— Start Dataset rows —

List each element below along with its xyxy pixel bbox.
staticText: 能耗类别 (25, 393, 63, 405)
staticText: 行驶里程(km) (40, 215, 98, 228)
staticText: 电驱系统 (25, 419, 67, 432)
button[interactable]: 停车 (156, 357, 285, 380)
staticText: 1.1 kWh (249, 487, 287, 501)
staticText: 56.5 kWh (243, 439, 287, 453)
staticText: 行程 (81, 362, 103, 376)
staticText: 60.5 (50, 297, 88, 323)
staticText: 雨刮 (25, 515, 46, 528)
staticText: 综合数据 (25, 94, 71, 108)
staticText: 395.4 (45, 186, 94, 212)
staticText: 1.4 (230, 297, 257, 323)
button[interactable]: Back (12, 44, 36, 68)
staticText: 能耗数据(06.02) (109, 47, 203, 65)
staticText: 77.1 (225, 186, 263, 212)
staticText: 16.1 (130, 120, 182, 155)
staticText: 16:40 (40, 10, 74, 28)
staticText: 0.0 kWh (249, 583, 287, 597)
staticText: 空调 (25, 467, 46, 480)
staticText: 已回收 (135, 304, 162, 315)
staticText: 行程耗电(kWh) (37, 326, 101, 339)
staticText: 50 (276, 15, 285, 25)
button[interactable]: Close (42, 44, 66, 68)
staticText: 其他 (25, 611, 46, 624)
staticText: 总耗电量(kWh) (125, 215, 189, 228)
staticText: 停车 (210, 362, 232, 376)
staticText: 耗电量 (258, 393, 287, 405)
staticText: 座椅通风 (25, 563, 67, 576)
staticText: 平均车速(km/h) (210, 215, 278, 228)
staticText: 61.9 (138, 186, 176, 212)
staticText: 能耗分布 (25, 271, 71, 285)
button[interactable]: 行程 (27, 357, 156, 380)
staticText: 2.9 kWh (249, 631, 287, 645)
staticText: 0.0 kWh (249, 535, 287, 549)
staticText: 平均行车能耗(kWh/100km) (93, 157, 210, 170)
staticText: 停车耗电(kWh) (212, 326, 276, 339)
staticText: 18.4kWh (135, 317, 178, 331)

— End Dataset rows —

▸ **Goal**
Copy the stretch of material from its start through the line containing "staticText: 行程 (81, 362, 103, 376)", switching every "staticText" to "label" and leaving everything else unchanged.

▸ **Answer to this exercise**
List each element below along with its xyxy pixel bbox.
label: 能耗类别 (25, 393, 63, 405)
label: 行驶里程(km) (40, 215, 98, 228)
label: 电驱系统 (25, 419, 67, 432)
button[interactable]: 停车 (156, 357, 285, 380)
label: 1.1 kWh (249, 487, 287, 501)
label: 56.5 kWh (243, 439, 287, 453)
label: 行程 (81, 362, 103, 376)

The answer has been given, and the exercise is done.